# Exercise details:
Each entry must be reproduced precisely as it stands.

# Records to process:

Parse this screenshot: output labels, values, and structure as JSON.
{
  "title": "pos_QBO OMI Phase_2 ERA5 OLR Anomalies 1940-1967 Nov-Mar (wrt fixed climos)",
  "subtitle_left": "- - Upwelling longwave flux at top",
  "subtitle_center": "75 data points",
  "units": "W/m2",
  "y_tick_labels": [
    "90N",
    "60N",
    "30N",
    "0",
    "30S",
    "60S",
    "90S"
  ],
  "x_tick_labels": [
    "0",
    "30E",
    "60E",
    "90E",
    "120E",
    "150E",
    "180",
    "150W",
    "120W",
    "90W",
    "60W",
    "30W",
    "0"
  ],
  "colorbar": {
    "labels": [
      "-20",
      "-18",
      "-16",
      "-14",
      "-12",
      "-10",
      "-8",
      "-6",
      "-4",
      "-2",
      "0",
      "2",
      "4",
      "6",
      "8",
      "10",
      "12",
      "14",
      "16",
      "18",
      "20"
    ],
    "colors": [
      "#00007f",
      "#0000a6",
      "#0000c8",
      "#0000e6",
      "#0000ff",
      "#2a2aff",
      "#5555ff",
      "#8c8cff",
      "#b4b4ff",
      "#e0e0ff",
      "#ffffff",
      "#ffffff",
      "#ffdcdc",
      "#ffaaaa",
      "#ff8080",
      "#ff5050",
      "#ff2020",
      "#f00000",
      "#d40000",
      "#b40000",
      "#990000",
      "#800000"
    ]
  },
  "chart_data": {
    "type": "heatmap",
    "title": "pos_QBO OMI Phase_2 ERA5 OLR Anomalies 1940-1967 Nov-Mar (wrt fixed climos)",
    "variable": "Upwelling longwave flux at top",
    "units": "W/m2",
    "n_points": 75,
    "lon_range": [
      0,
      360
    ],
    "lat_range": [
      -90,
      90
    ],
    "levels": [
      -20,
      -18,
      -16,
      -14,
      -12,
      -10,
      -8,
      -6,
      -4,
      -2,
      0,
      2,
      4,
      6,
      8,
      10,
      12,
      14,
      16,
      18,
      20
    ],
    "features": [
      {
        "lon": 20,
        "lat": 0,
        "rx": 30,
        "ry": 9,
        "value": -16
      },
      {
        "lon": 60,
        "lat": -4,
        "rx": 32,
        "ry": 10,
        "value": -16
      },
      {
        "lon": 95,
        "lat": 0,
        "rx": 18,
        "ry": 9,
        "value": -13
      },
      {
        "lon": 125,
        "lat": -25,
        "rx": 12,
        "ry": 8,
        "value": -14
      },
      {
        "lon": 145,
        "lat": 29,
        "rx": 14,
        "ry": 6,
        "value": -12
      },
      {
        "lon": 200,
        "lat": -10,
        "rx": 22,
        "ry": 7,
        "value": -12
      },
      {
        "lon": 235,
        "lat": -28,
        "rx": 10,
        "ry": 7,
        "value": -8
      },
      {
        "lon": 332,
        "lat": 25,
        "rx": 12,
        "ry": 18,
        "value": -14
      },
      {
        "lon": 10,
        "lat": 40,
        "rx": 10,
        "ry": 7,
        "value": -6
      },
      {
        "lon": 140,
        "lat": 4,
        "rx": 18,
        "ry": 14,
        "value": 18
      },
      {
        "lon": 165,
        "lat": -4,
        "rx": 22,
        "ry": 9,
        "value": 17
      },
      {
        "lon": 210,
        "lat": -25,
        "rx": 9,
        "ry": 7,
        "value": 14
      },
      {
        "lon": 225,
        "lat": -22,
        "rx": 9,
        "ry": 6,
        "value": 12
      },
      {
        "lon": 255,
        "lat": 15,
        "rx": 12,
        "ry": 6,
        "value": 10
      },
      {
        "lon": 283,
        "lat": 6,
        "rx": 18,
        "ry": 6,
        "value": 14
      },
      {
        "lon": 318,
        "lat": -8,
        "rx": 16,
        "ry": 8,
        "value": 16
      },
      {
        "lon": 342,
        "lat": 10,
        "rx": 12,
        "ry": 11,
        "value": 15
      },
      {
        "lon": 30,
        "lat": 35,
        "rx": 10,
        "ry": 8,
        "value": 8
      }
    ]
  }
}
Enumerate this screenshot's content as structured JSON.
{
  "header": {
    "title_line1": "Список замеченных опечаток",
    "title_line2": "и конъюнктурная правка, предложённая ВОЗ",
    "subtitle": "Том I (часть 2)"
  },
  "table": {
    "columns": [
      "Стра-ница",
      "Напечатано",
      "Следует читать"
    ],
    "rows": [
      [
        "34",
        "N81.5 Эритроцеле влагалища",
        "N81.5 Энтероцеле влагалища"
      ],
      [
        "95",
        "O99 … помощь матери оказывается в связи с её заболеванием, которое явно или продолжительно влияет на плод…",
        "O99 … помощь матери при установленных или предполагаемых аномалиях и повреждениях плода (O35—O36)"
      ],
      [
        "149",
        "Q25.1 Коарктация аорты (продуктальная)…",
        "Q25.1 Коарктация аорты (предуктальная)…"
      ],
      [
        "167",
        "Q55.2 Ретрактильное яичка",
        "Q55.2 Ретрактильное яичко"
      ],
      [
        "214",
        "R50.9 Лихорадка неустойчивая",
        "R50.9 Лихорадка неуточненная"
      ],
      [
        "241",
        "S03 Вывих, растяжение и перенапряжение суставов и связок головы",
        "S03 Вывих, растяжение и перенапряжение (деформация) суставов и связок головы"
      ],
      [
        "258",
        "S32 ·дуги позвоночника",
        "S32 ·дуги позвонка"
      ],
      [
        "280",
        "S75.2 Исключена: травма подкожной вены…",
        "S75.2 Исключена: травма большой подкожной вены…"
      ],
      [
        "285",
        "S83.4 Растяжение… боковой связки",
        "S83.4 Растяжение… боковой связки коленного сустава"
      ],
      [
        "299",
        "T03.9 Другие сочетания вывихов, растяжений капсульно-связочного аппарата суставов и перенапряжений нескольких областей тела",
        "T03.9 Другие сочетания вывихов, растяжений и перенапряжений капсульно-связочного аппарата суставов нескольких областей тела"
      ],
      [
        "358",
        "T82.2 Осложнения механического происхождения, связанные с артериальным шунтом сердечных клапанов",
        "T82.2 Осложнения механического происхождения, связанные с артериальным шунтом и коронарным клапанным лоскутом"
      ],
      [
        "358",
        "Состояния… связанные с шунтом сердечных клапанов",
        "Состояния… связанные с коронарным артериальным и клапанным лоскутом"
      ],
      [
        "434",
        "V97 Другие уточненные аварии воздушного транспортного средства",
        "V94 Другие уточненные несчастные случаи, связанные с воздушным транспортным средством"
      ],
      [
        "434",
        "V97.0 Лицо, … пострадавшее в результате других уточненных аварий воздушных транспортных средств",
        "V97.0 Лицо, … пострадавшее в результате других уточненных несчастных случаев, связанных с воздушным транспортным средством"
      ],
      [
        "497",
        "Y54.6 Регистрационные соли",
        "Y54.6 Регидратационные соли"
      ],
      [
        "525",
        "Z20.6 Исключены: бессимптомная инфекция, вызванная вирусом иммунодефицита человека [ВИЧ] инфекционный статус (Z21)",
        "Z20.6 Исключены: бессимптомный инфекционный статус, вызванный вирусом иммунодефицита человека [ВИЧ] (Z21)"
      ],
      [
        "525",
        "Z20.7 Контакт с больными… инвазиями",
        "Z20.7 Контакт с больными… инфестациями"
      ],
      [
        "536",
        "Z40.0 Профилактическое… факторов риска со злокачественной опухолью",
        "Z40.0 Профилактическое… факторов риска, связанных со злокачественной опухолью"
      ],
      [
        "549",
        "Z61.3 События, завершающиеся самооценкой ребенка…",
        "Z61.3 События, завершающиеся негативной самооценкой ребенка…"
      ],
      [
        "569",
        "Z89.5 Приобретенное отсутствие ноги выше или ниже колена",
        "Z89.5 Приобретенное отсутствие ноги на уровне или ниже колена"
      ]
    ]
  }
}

# Finished task:
Parse this screenshot: output labels, values, and structure as JSON.
{
  "title": "pos_QBO OMI Phase_2 ERA5 OLR Anomalies 1940-1967 Nov-Mar (wrt fixed climos)",
  "subtitle_left": "- - Upwelling longwave flux at top",
  "subtitle_center": "75 data points",
  "units": "W/m2",
  "y_tick_labels": [
    "90N",
    "60N",
    "30N",
    "0",
    "30S",
    "60S",
    "90S"
  ],
  "x_tick_labels": [
    "0",
    "30E",
    "60E",
    "90E",
    "120E",
    "150E",
    "180",
    "150W",
    "120W",
    "90W",
    "60W",
    "30W",
    "0"
  ],
  "colorbar": {
    "labels": [
      "-20",
      "-18",
      "-16",
      "-14",
      "-12",
      "-10",
      "-8",
      "-6",
      "-4",
      "-2",
      "0",
      "2",
      "4",
      "6",
      "8",
      "10",
      "12",
      "14",
      "16",
      "18",
      "20"
    ],
    "colors": [
      "#00007f",
      "#0000a6",
      "#0000c8",
      "#0000e6",
      "#0000ff",
      "#2a2aff",
      "#5555ff",
      "#8c8cff",
      "#b4b4ff",
      "#e0e0ff",
      "#ffffff",
      "#ffffff",
      "#ffdcdc",
      "#ffaaaa",
      "#ff8080",
      "#ff5050",
      "#ff2020",
      "#f00000",
      "#d40000",
      "#b40000",
      "#990000",
      "#800000"
    ]
  },
  "chart_data": {
    "type": "heatmap",
    "title": "pos_QBO OMI Phase_2 ERA5 OLR Anomalies 1940-1967 Nov-Mar (wrt fixed climos)",
    "variable": "Upwelling longwave flux at top",
    "units": "W/m2",
    "n_points": 75,
    "lon_range": [
      0,
      360
    ],
    "lat_range": [
      -90,
      90
    ],
    "levels": [
      -20,
      -18,
      -16,
      -14,
      -12,
      -10,
      -8,
      -6,
      -4,
      -2,
      0,
      2,
      4,
      6,
      8,
      10,
      12,
      14,
      16,
      18,
      20
    ],
    "features": [
      {
        "lon": 20,
        "lat": 0,
        "rx": 30,
        "ry": 9,
        "value": -16
      },
      {
        "lon": 60,
        "lat": -4,
        "rx": 32,
        "ry": 10,
        "value": -16
      },
      {
        "lon": 95,
        "lat": 0,
        "rx": 18,
        "ry": 9,
        "value": -13
      },
      {
        "lon": 125,
        "lat": -25,
        "rx": 12,
        "ry": 8,
        "value": -14
      },
      {
        "lon": 145,
        "lat": 29,
        "rx": 14,
        "ry": 6,
        "value": -12
      },
      {
        "lon": 200,
        "lat": -10,
        "rx": 22,
        "ry": 7,
        "value": -12
      },
      {
        "lon": 235,
        "lat": -28,
        "rx": 10,
        "ry": 7,
        "value": -8
      },
      {
        "lon": 332,
        "lat": 25,
        "rx": 12,
        "ry": 18,
        "value": -14
      },
      {
        "lon": 10,
        "lat": 40,
        "rx": 10,
        "ry": 7,
        "value": -6
      },
      {
        "lon": 140,
        "lat": 4,
        "rx": 18,
        "ry": 14,
        "value": 18
      },
      {
        "lon": 165,
        "lat": -4,
        "rx": 22,
        "ry": 9,
        "value": 17
      },
      {
        "lon": 210,
        "lat": -25,
        "rx": 9,
        "ry": 7,
        "value": 14
      },
      {
        "lon": 225,
        "lat": -22,
        "rx": 9,
        "ry": 6,
        "value": 12
      },
      {
        "lon": 255,
        "lat": 15,
        "rx": 12,
        "ry": 6,
        "value": 10
      },
      {
        "lon": 283,
        "lat": 6,
        "rx": 18,
        "ry": 6,
        "value": 14
      },
      {
        "lon": 318,
        "lat": -8,
        "rx": 16,
        "ry": 8,
        "value": 16
      },
      {
        "lon": 342,
        "lat": 10,
        "rx": 12,
        "ry": 11,
        "value": 15
      },
      {
        "lon": 30,
        "lat": 35,
        "rx": 10,
        "ry": 8,
        "value": 8
      }
    ]
  }
}
Enumerate this screenshot's content as structured JSON.
{
  "header": {
    "title_line1": "Список замеченных опечаток",
    "title_line2": "и конъюнктурная правка, предложённая ВОЗ",
    "subtitle": "Том I (часть 2)"
  },
  "table": {
    "columns": [
      "Стра-ница",
      "Напечатано",
      "Следует читать"
    ],
    "rows": [
      [
        "34",
        "N81.5 Эритроцеле влагалища",
        "N81.5 Энтероцеле влагалища"
      ],
      [
        "95",
        "O99 … помощь матери оказывается в связи с её заболеванием, которое явно или продолжительно влияет на плод…",
        "O99 … помощь матери при установленных или предполагаемых аномалиях и повреждениях плода (O35—O36)"
      ],
      [
        "149",
        "Q25.1 Коарктация аорты (продуктальная)…",
        "Q25.1 Коарктация аорты (предуктальная)…"
      ],
      [
        "167",
        "Q55.2 Ретрактильное яичка",
        "Q55.2 Ретрактильное яичко"
      ],
      [
        "214",
        "R50.9 Лихорадка неустойчивая",
        "R50.9 Лихорадка неуточненная"
      ],
      [
        "241",
        "S03 Вывих, растяжение и перенапряжение суставов и связок головы",
        "S03 Вывих, растяжение и перенапряжение (деформация) суставов и связок головы"
      ],
      [
        "258",
        "S32 ·дуги позвоночника",
        "S32 ·дуги позвонка"
      ],
      [
        "280",
        "S75.2 Исключена: травма подкожной вены…",
        "S75.2 Исключена: травма большой подкожной вены…"
      ],
      [
        "285",
        "S83.4 Растяжение… боковой связки",
        "S83.4 Растяжение… боковой связки коленного сустава"
      ],
      [
        "299",
        "T03.9 Другие сочетания вывихов, растяжений капсульно-связочного аппарата суставов и перенапряжений нескольких областей тела",
        "T03.9 Другие сочетания вывихов, растяжений и перенапряжений капсульно-связочного аппарата суставов нескольких областей тела"
      ],
      [
        "358",
        "T82.2 Осложнения механического происхождения, связанные с артериальным шунтом сердечных клапанов",
        "T82.2 Осложнения механического происхождения, связанные с артериальным шунтом и коронарным клапанным лоскутом"
      ],
      [
        "358",
        "Состояния… связанные с шунтом сердечных клапанов",
        "Состояния… связанные с коронарным артериальным и клапанным лоскутом"
      ],
      [
        "434",
        "V97 Другие уточненные аварии воздушного транспортного средства",
        "V94 Другие уточненные несчастные случаи, связанные с воздушным транспортным средством"
      ],
      [
        "434",
        "V97.0 Лицо, … пострадавшее в результате других уточненных аварий воздушных транспортных средств",
        "V97.0 Лицо, … пострадавшее в результате других уточненных несчастных случаев, связанных с воздушным транспортным средством"
      ],
      [
        "497",
        "Y54.6 Регистрационные соли",
        "Y54.6 Регидратационные соли"
      ],
      [
        "525",
        "Z20.6 Исключены: бессимптомная инфекция, вызванная вирусом иммунодефицита человека [ВИЧ] инфекционный статус (Z21)",
        "Z20.6 Исключены: бессимптомный инфекционный статус, вызванный вирусом иммунодефицита человека [ВИЧ] (Z21)"
      ],
      [
        "525",
        "Z20.7 Контакт с больными… инвазиями",
        "Z20.7 Контакт с больными… инфестациями"
      ],
      [
        "536",
        "Z40.0 Профилактическое… факторов риска со злокачественной опухолью",
        "Z40.0 Профилактическое… факторов риска, связанных со злокачественной опухолью"
      ],
      [
        "549",
        "Z61.3 События, завершающиеся самооценкой ребенка…",
        "Z61.3 События, завершающиеся негативной самооценкой ребенка…"
      ],
      [
        "569",
        "Z89.5 Приобретенное отсутствие ноги выше или ниже колена",
        "Z89.5 Приобретенное отсутствие ноги на уровне или ниже колена"
      ]
    ]
  }
}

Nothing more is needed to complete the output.